### DATA TO PROCESS
* Begin *
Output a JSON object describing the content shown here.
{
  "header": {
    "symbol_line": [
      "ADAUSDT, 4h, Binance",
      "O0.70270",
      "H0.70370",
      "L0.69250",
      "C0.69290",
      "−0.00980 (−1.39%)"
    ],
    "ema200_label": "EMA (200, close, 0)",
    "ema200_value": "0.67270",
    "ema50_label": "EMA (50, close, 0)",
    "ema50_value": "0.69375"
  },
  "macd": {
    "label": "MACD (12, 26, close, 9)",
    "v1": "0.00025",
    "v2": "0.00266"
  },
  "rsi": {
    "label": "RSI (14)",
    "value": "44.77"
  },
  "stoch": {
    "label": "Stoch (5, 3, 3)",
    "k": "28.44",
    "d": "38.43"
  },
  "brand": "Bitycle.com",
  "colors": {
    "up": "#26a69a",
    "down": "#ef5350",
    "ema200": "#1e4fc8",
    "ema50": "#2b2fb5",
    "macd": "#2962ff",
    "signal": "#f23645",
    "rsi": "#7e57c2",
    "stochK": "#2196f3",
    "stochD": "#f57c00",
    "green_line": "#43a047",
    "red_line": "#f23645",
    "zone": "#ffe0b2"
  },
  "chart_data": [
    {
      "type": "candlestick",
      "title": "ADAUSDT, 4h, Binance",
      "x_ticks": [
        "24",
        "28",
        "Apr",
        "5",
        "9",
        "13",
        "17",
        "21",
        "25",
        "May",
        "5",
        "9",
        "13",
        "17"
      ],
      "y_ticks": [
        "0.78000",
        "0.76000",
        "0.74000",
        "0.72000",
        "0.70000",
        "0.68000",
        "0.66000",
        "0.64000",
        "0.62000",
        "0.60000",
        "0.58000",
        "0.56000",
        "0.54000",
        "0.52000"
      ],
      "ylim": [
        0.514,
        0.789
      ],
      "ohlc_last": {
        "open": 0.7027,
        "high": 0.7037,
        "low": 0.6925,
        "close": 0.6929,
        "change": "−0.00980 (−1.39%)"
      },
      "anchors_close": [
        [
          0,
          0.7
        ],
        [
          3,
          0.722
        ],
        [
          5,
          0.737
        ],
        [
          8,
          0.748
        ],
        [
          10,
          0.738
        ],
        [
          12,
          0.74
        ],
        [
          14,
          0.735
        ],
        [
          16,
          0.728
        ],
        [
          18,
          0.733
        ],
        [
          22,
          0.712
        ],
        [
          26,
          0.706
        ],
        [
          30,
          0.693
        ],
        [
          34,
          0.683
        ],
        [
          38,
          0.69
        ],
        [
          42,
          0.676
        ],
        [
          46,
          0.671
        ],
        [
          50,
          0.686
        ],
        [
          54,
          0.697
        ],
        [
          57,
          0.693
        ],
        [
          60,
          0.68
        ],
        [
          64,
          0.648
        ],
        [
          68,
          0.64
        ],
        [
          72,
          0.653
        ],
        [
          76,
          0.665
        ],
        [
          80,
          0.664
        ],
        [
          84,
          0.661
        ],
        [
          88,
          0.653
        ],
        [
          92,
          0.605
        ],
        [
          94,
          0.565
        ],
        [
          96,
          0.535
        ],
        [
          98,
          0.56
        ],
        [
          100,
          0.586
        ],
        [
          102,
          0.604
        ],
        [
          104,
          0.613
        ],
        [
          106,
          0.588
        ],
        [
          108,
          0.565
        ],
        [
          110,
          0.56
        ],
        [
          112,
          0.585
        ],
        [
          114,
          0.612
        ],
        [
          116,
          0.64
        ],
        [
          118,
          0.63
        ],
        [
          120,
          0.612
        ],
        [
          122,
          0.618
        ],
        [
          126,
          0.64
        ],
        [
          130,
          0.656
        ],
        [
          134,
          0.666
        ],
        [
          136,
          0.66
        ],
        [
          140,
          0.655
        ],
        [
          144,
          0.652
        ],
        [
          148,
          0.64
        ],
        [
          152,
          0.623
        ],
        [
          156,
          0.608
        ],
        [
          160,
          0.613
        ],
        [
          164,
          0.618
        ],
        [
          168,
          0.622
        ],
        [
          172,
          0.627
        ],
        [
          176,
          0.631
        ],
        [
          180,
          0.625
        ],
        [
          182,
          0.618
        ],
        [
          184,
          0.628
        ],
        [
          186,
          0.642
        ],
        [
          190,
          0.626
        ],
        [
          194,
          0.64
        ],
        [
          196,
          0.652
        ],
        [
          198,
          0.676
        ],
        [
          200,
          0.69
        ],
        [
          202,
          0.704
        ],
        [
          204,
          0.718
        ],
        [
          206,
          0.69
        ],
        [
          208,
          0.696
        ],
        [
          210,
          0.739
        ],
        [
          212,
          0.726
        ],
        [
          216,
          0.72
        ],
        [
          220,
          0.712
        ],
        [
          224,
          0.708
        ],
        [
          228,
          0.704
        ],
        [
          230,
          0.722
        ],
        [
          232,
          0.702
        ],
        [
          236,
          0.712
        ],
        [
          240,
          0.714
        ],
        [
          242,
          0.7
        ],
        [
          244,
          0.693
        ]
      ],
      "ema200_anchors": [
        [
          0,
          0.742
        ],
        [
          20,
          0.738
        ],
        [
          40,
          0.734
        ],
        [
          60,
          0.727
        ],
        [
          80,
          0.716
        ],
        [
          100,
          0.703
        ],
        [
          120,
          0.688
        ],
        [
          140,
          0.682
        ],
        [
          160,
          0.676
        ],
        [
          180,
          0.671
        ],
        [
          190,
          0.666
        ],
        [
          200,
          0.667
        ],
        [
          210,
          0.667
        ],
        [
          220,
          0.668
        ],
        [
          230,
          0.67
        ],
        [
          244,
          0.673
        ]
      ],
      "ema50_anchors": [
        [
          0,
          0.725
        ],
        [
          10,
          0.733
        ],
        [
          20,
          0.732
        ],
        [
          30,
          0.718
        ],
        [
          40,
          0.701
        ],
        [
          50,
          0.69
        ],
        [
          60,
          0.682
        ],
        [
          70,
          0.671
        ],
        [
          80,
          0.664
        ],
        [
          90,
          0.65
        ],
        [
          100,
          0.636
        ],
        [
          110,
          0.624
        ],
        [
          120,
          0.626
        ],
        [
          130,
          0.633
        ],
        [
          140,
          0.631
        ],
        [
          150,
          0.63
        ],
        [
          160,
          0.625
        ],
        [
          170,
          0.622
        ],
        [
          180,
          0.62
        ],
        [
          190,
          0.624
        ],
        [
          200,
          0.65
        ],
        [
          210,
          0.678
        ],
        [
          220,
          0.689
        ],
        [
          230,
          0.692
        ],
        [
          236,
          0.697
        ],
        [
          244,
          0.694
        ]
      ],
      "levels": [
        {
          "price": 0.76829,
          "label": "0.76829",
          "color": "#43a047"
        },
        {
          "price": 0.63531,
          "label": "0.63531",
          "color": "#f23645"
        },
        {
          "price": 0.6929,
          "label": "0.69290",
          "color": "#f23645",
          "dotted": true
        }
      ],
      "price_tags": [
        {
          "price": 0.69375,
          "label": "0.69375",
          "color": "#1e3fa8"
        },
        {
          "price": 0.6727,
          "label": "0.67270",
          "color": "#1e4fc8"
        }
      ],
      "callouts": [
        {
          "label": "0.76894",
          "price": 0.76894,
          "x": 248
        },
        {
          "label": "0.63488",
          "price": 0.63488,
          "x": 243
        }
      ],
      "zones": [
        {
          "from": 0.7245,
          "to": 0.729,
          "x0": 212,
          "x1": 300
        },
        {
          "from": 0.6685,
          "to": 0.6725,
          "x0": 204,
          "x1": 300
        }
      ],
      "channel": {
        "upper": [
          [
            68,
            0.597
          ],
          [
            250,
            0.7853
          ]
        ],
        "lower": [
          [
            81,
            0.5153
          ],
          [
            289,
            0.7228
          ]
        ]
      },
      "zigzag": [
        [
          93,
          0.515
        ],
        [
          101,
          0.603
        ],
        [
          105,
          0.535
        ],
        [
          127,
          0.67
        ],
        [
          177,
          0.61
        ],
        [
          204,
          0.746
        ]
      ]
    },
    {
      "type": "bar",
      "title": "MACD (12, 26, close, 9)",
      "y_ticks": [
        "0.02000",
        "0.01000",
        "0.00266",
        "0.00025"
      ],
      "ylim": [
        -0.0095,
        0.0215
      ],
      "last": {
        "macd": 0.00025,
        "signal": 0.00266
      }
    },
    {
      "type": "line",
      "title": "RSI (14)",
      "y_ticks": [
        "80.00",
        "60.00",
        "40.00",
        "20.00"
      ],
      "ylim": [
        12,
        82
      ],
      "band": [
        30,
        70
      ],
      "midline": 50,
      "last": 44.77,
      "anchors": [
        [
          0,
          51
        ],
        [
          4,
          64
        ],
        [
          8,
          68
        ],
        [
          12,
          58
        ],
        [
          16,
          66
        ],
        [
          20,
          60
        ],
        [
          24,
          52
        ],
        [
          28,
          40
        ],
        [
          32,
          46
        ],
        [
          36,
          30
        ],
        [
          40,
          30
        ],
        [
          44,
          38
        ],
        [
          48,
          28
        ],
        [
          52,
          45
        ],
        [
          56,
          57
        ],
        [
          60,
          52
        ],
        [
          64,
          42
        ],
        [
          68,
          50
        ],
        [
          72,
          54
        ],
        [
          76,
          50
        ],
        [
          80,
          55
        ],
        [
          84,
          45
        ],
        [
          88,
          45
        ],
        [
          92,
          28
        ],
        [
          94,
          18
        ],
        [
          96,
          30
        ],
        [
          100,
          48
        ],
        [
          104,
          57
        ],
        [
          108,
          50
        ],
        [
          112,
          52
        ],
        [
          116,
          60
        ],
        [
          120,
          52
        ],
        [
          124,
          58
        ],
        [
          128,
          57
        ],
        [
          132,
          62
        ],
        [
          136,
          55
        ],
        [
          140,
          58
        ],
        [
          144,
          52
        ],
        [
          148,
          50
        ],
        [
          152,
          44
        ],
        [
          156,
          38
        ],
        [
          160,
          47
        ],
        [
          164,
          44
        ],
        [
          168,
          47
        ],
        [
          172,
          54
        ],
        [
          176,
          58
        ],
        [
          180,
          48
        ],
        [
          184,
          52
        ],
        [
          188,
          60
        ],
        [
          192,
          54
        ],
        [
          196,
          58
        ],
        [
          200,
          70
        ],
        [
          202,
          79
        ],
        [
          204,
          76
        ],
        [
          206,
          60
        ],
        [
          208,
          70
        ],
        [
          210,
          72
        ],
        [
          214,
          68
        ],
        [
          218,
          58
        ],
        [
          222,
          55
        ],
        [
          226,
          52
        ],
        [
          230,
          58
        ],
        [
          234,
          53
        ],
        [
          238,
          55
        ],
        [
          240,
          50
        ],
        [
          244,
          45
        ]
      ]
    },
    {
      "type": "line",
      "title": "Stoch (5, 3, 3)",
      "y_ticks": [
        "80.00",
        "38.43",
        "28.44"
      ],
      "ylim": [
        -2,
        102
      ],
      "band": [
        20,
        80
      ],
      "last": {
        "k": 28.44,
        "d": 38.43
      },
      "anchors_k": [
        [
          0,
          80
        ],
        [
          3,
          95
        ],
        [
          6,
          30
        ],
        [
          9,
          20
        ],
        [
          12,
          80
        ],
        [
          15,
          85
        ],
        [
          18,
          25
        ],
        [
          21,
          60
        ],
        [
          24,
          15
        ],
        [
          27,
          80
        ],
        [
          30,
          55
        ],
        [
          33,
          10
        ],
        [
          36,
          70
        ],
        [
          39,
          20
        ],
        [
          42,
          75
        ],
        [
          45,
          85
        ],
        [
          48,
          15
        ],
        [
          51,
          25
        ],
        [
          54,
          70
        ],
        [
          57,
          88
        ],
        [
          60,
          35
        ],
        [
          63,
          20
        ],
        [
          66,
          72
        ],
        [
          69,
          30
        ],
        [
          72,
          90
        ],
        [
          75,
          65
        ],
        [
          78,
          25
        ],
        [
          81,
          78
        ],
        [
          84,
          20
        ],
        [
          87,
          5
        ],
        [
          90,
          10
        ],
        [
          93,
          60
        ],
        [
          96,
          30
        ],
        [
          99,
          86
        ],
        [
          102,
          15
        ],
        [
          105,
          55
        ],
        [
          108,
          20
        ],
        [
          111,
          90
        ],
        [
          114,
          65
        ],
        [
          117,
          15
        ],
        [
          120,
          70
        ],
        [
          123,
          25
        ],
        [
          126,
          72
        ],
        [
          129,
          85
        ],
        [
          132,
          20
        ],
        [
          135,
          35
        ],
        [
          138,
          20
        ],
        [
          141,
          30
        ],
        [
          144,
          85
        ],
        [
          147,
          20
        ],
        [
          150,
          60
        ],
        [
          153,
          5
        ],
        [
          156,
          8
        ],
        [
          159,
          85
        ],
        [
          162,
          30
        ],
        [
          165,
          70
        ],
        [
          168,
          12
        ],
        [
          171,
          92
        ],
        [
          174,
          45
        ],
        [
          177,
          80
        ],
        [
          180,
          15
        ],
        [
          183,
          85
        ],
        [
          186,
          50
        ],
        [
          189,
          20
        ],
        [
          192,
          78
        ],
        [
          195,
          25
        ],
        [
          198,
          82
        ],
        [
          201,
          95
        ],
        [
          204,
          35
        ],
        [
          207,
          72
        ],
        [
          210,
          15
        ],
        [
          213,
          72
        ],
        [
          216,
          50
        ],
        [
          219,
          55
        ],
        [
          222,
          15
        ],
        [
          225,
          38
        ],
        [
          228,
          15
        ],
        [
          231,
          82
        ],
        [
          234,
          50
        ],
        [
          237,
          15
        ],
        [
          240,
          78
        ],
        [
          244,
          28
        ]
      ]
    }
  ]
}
* End *
### THE PROBLEM
Say how many lines include the word "ADAUSDT"; reply with the number alone.

### ANSWER TO THE TASK
2